▶ _STATED EXERCISE_: Copy each line that holds "Level".
* Start *
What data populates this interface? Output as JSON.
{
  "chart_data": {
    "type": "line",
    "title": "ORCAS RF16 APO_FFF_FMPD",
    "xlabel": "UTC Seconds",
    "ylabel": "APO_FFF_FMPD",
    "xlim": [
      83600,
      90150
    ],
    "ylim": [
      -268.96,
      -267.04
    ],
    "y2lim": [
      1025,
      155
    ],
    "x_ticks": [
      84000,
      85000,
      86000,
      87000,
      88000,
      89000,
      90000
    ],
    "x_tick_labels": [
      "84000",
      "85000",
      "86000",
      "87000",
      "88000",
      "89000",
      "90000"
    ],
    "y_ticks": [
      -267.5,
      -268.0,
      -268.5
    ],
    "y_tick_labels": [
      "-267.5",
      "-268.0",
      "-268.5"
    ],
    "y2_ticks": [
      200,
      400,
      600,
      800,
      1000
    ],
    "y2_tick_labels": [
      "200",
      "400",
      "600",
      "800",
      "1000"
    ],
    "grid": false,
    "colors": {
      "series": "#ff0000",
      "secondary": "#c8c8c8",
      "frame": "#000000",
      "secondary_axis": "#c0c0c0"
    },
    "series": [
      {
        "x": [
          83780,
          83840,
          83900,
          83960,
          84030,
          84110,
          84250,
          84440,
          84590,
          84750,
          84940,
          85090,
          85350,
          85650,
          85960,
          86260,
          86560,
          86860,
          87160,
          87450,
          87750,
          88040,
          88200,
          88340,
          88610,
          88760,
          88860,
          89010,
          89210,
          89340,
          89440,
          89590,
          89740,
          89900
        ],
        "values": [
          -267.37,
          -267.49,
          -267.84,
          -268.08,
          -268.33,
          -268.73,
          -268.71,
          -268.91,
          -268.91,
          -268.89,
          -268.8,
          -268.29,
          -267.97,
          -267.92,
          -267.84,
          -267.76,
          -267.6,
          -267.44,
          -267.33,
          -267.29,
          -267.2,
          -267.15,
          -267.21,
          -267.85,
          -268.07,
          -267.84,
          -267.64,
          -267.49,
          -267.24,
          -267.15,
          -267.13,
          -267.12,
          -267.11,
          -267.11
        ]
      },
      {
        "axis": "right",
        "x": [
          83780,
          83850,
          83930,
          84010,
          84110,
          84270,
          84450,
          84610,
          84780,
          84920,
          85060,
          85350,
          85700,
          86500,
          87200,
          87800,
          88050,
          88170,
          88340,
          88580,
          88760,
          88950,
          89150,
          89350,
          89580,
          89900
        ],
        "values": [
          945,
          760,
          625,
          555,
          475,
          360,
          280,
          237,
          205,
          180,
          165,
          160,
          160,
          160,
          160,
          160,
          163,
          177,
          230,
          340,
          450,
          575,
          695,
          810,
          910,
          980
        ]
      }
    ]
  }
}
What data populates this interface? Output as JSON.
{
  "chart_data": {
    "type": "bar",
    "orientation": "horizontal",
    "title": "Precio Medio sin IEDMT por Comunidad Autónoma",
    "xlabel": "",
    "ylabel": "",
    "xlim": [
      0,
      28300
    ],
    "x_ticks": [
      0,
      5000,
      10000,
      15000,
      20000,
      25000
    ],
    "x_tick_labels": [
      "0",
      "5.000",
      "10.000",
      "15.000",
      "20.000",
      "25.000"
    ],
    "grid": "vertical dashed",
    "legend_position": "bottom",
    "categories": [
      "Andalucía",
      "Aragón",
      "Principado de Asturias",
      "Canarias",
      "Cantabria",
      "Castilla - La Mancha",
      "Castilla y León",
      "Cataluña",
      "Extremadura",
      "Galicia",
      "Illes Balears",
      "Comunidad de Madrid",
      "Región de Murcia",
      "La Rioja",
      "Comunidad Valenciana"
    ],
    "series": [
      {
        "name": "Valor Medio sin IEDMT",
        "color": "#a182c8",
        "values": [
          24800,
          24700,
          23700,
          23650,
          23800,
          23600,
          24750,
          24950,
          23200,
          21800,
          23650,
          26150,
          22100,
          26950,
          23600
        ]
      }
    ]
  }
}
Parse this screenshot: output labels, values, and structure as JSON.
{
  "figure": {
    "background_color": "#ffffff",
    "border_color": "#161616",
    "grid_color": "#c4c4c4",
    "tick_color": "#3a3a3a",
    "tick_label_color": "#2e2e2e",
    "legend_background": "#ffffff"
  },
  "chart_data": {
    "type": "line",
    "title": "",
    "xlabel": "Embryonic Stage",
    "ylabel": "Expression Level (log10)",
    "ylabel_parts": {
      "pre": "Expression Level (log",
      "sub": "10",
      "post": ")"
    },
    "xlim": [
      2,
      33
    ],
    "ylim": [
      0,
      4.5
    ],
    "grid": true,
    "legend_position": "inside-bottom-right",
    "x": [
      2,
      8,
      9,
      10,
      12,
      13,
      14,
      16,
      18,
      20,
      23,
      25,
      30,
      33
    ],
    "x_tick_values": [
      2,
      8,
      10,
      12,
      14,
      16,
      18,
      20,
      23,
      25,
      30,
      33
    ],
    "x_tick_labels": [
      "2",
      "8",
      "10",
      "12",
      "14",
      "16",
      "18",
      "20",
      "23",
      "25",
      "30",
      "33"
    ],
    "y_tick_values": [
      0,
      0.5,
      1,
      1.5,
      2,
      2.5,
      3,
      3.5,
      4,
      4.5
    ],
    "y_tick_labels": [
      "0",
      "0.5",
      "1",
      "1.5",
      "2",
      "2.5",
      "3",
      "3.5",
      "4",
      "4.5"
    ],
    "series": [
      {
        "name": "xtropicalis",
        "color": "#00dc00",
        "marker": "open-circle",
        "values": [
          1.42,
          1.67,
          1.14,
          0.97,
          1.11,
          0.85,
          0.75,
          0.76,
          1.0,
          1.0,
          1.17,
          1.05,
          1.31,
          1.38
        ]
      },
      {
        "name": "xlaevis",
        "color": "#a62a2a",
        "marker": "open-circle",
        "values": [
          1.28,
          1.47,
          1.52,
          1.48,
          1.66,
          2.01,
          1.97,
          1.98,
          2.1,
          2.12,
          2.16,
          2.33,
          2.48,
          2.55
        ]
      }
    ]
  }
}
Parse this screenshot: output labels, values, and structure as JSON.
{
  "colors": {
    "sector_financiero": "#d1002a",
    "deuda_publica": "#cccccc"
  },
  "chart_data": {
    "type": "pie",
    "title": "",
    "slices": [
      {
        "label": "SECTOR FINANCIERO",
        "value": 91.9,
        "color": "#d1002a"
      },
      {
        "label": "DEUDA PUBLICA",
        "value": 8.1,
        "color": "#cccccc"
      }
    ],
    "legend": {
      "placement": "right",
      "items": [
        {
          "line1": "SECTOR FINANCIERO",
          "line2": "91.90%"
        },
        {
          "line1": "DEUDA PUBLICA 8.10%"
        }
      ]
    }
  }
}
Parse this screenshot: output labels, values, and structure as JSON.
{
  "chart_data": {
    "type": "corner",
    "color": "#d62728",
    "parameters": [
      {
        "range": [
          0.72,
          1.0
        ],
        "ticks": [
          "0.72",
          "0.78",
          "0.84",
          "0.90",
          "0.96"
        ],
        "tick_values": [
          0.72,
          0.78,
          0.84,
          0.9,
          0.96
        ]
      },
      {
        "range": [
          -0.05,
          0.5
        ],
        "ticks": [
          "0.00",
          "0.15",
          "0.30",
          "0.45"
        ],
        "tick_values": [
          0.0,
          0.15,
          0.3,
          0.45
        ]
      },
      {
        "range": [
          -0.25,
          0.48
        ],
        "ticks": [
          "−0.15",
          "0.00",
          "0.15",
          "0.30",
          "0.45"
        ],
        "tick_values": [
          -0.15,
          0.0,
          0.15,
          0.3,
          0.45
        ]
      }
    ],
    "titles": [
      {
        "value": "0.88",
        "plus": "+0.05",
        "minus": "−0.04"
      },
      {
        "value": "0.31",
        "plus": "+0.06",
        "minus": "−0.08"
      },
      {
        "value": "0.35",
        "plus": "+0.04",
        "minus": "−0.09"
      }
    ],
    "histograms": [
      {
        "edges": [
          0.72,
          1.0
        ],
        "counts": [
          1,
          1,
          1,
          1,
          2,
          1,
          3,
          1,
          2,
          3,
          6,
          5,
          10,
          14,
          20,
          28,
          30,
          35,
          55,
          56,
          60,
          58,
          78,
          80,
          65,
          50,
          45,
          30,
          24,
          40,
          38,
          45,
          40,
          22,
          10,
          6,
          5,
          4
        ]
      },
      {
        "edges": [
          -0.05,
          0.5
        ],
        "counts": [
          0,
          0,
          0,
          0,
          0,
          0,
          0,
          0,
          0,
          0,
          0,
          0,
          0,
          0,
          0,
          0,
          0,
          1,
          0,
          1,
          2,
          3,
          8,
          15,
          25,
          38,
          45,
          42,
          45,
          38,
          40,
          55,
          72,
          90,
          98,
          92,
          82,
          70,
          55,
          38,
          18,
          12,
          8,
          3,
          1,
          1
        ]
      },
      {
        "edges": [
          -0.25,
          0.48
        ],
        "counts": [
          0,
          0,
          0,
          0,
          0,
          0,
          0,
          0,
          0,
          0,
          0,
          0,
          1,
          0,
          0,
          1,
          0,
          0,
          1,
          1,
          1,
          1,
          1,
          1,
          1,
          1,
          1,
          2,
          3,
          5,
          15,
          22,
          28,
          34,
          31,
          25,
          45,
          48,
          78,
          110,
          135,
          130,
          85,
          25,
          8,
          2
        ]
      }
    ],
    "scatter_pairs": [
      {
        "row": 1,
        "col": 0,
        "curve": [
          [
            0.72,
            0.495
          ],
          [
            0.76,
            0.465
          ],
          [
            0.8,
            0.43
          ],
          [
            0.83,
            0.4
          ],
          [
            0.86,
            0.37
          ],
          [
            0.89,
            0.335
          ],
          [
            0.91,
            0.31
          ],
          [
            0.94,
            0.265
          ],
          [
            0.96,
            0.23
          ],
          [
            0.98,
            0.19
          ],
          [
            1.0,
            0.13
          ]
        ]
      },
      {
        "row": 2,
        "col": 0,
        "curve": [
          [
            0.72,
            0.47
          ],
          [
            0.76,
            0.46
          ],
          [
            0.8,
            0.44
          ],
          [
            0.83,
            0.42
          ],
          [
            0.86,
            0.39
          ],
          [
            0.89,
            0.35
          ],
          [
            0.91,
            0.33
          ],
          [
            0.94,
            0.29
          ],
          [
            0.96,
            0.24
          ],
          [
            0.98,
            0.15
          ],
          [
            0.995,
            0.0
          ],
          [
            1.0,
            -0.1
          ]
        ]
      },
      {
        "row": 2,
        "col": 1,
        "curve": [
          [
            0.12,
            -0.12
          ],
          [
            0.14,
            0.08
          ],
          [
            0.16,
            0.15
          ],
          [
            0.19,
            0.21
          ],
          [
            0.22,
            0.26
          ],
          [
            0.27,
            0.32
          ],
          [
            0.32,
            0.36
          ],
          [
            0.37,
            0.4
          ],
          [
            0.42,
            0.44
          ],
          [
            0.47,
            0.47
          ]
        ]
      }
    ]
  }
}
* End *
▶ _FINAL RESULT_:
    "ylabel": "Expression Level (log10)",
      "pre": "Expression Level (log",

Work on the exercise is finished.